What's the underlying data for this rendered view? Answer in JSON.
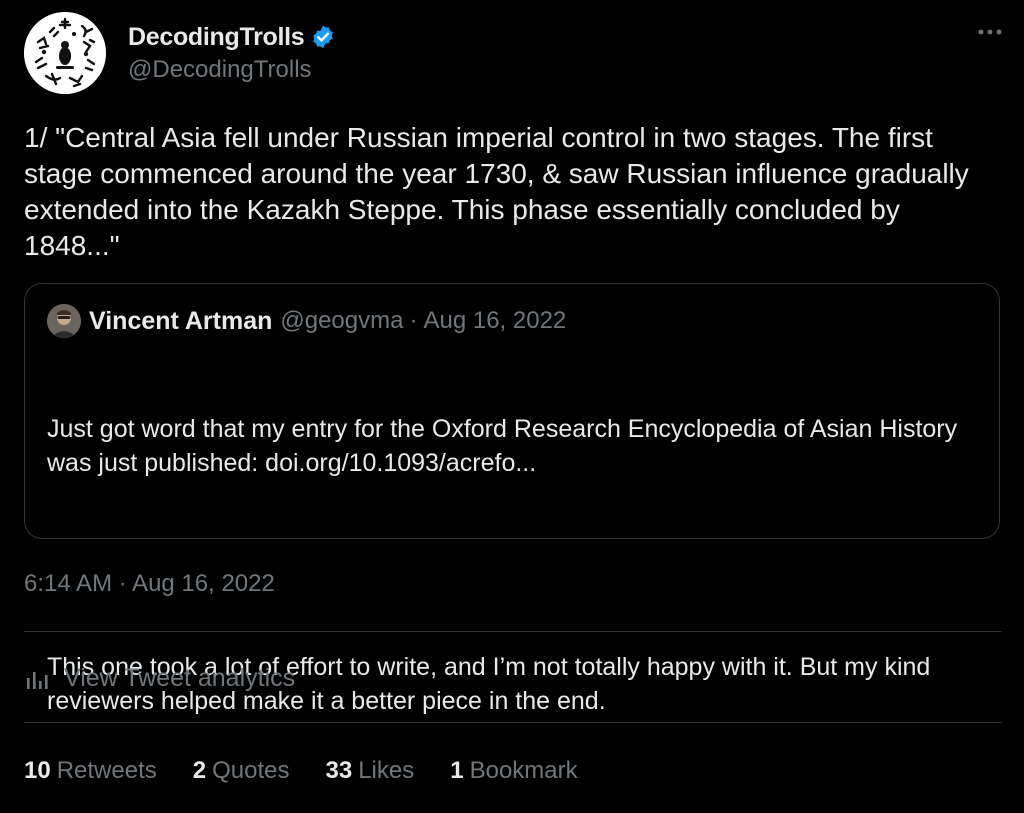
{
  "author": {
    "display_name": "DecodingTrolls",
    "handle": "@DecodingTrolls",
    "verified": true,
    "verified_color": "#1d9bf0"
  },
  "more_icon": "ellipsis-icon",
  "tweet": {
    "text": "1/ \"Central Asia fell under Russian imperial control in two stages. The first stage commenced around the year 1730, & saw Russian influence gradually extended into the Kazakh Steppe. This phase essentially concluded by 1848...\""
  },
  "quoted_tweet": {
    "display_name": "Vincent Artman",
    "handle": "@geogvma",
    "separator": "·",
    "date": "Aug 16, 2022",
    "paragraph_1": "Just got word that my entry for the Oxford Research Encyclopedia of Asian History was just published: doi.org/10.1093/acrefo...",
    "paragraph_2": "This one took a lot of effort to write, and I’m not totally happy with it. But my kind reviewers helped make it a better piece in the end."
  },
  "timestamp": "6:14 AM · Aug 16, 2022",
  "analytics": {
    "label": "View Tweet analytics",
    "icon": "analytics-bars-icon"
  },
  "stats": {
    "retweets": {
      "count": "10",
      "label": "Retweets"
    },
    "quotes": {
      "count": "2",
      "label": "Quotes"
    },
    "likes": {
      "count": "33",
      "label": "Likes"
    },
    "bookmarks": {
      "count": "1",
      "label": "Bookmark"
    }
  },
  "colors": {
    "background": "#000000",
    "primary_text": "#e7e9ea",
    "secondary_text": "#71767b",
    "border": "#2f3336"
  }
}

..........

Quote every record above exactly, omitting any pictures they contain.

**The result**
What's the underlying data for this rendered view? Answer in JSON.
{
  "author": {
    "display_name": "DecodingTrolls",
    "handle": "@DecodingTrolls",
    "verified": true,
    "verified_color": "#1d9bf0"
  },
  "more_icon": "ellipsis-icon",
  "tweet": {
    "text": "1/ \"Central Asia fell under Russian imperial control in two stages. The first stage commenced around the year 1730, & saw Russian influence gradually extended into the Kazakh Steppe. This phase essentially concluded by 1848...\""
  },
  "quoted_tweet": {
    "display_name": "Vincent Artman",
    "handle": "@geogvma",
    "separator": "·",
    "date": "Aug 16, 2022",
    "paragraph_1": "Just got word that my entry for the Oxford Research Encyclopedia of Asian History was just published: doi.org/10.1093/acrefo...",
    "paragraph_2": "This one took a lot of effort to write, and I’m not totally happy with it. But my kind reviewers helped make it a better piece in the end."
  },
  "timestamp": "6:14 AM · Aug 16, 2022",
  "analytics": {
    "label": "View Tweet analytics",
    "icon": "analytics-bars-icon"
  },
  "stats": {
    "retweets": {
      "count": "10",
      "label": "Retweets"
    },
    "quotes": {
      "count": "2",
      "label": "Quotes"
    },
    "likes": {
      "count": "33",
      "label": "Likes"
    },
    "bookmarks": {
      "count": "1",
      "label": "Bookmark"
    }
  },
  "colors": {
    "background": "#000000",
    "primary_text": "#e7e9ea",
    "secondary_text": "#71767b",
    "border": "#2f3336"
  }
}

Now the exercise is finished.